--- begin Supplied entries ---
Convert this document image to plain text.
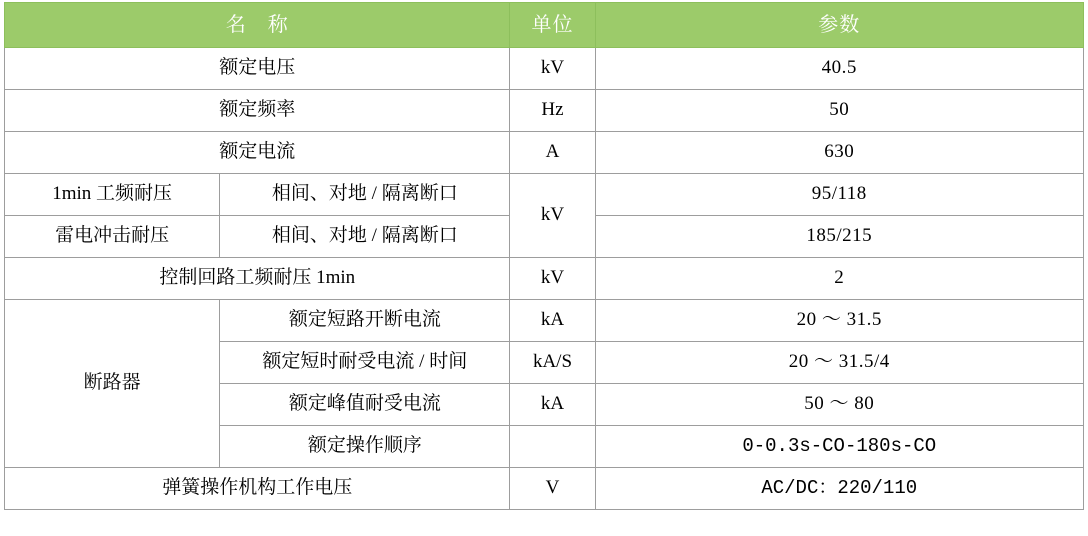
名　称		单位	参数
额定电压		kV	40.5
额定频率		Hz	50
额定电流		A	630
1min 工频耐压	相间、对地 / 隔离断口	kV	95/118
雷电冲击耐压	相间、对地 / 隔离断口		185/215
控制回路工频耐压 1min		kV	2
断路器	额定短路开断电流	kA	20 ～ 31.5
	额定短时耐受电流 / 时间	kA/S	20 ～ 31.5/4
	额定峰值耐受电流	kA	50 ～ 80
	额定操作顺序		0-0.3s-CO-180s-CO
弹簧操作机构工作电压		V	AC/DC：220/110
--- end Supplied entries ---
**Aim:** Output every entry exactly as given; pictures are not part of the copy.

**Expected output:**
Convert this document image to plain text.
名　称		单位	参数
额定电压		kV	40.5
额定频率		Hz	50
额定电流		A	630
1min 工频耐压	相间、对地 / 隔离断口	kV	95/118
雷电冲击耐压	相间、对地 / 隔离断口		185/215
控制回路工频耐压 1min		kV	2
断路器	额定短路开断电流	kA	20 ～ 31.5
	额定短时耐受电流 / 时间	kA/S	20 ～ 31.5/4
	额定峰值耐受电流	kA	50 ～ 80
	额定操作顺序		0-0.3s-CO-180s-CO
弹簧操作机构工作电压		V	AC/DC：220/110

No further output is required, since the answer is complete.